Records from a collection
※ ※ ※
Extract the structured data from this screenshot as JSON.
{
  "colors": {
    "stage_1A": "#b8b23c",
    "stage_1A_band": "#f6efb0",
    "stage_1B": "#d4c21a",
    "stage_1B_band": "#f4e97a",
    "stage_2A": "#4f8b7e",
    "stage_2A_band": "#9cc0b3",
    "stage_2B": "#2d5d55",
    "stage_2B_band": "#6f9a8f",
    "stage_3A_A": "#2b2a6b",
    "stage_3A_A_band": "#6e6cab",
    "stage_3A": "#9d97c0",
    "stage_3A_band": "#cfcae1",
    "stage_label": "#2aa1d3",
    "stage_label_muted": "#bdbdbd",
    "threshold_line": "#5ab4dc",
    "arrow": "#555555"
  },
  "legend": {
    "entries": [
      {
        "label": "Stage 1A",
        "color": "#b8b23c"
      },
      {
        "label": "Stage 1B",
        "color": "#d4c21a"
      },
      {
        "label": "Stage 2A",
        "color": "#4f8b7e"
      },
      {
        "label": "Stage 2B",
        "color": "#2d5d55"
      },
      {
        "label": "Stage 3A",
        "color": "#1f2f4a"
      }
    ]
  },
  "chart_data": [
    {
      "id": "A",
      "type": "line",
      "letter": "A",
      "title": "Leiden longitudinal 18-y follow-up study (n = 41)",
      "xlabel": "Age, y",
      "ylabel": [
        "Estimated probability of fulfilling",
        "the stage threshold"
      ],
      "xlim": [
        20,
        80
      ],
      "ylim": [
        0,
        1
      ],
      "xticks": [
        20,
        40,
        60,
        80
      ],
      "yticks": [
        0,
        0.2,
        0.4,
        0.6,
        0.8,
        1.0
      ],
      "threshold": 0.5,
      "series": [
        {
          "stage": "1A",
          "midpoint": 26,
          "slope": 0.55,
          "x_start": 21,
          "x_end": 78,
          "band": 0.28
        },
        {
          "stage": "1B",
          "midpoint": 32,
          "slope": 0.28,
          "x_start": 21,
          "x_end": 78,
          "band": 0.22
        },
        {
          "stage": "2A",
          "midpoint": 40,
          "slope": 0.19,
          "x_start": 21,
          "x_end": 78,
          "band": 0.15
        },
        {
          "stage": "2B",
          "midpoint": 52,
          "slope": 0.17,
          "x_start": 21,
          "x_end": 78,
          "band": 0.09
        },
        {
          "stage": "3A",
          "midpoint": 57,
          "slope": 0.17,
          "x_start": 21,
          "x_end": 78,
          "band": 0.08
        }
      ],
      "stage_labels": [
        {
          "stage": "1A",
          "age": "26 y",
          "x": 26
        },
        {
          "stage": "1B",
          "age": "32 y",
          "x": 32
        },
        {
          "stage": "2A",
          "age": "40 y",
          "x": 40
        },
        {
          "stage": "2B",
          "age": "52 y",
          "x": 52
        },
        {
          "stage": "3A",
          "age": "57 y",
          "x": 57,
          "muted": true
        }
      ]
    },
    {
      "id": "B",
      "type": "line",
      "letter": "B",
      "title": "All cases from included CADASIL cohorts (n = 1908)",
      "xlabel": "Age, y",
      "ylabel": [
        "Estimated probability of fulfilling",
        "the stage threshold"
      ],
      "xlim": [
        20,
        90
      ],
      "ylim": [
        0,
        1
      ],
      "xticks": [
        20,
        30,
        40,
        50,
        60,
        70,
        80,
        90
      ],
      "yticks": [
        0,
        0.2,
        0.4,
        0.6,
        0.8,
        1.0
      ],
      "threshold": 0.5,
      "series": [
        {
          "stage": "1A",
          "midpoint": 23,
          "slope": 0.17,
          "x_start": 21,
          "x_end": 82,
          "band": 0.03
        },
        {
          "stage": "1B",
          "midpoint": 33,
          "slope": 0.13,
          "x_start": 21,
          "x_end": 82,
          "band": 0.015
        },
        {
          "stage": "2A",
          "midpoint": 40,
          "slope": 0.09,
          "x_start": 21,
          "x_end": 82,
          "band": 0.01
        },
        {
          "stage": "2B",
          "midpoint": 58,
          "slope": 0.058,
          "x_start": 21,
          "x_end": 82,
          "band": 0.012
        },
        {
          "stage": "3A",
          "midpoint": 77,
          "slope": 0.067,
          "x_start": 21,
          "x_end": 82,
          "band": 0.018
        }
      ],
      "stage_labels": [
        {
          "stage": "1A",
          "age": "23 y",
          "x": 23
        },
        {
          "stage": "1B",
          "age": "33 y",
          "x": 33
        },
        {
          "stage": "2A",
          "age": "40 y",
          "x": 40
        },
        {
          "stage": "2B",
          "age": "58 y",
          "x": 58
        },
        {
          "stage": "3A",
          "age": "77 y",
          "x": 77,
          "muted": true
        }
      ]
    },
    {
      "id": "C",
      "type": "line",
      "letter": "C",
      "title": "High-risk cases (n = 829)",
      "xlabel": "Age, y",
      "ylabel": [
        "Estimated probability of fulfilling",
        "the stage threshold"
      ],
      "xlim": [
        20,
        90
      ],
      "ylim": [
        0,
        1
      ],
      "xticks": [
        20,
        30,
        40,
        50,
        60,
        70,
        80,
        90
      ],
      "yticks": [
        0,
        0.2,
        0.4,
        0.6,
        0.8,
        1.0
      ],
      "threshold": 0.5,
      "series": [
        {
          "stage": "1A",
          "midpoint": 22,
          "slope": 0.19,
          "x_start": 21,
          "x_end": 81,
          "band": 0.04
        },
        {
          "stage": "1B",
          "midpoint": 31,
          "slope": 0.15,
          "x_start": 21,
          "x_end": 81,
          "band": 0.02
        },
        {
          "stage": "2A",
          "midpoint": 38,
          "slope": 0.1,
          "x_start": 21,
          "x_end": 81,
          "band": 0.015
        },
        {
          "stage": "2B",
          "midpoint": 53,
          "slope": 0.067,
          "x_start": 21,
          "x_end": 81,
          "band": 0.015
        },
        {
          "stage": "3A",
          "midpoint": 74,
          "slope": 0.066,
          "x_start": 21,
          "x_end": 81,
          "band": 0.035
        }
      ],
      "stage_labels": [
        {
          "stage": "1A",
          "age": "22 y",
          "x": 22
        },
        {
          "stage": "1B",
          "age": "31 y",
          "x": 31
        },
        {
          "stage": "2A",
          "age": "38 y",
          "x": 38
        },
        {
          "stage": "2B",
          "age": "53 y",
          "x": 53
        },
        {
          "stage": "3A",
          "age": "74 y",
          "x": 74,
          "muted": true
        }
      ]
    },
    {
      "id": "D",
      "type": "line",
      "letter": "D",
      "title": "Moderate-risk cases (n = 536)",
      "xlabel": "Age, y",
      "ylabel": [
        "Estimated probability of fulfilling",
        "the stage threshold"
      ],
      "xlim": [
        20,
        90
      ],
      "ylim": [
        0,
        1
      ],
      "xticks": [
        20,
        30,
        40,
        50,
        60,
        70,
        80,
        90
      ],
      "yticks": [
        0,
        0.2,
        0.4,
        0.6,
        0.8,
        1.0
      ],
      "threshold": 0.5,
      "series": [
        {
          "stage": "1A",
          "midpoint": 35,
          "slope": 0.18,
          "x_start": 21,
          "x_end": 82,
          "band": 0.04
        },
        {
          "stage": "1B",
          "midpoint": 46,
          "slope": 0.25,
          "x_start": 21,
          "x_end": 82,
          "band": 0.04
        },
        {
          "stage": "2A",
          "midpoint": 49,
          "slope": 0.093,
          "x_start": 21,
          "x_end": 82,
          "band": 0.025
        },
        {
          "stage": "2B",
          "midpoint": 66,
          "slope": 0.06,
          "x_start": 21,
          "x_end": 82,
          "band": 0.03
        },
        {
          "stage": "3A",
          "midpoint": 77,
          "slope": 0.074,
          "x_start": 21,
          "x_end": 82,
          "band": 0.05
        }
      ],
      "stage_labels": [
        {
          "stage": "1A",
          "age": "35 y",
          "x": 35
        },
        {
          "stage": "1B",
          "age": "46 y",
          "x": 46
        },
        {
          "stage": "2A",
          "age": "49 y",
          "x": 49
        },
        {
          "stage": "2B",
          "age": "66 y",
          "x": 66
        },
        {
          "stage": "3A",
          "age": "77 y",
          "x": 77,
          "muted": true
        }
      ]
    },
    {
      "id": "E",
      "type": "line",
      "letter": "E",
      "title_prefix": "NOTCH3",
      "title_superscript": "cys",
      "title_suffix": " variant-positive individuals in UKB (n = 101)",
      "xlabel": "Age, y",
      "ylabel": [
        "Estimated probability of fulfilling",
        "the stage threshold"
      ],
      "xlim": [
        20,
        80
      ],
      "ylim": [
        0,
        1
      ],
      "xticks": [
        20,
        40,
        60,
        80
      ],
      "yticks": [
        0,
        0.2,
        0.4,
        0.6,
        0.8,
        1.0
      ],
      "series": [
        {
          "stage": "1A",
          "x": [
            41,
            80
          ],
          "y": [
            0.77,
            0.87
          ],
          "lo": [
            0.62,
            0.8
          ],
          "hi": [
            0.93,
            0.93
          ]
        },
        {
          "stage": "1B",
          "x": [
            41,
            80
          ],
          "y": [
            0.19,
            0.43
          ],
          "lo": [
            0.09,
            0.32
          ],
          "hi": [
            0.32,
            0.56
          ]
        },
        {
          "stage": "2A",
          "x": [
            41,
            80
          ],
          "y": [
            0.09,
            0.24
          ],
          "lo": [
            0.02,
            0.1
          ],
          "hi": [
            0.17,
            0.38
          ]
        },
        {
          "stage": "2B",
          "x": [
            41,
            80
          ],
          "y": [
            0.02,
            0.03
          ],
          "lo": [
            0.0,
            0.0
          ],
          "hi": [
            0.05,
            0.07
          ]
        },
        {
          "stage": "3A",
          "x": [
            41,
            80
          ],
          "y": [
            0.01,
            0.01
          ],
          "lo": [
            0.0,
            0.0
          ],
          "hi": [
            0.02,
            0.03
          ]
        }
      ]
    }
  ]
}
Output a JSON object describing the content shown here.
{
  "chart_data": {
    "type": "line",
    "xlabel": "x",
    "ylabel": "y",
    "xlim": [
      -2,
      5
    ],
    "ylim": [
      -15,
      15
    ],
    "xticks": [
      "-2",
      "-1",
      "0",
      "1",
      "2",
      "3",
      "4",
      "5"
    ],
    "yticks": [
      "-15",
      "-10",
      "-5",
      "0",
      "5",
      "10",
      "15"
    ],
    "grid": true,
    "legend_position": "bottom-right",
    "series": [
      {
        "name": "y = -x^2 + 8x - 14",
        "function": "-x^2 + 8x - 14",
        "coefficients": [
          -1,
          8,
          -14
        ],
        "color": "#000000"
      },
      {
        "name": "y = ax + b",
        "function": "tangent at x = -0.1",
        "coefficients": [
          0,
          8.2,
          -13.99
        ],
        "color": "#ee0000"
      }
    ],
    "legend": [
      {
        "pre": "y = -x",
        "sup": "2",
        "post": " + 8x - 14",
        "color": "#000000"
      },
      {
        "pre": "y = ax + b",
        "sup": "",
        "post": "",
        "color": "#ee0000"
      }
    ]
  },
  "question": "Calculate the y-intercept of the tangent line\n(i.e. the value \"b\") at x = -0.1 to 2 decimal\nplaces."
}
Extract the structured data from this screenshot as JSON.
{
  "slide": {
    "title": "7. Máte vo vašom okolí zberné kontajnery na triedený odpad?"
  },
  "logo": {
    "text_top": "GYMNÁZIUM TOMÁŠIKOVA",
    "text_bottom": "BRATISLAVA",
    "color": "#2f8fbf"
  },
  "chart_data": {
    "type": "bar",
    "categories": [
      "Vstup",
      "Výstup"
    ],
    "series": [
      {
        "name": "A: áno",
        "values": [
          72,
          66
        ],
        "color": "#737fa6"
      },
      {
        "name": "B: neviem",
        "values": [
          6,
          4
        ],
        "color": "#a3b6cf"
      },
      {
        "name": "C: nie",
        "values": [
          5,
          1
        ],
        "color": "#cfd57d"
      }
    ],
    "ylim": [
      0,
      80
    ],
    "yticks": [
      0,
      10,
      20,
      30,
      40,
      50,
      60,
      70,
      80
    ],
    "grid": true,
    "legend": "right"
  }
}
※ ※ ※
WHAT IS BEING ASKED:
Extract every line from the records above that contains the word "name".

FINISHED ANSWER:
        "name": "y = -x^2 + 8x - 14",
        "name": "y = ax + b",
        "name": "A: áno",
        "name": "B: neviem",
        "name": "C: nie",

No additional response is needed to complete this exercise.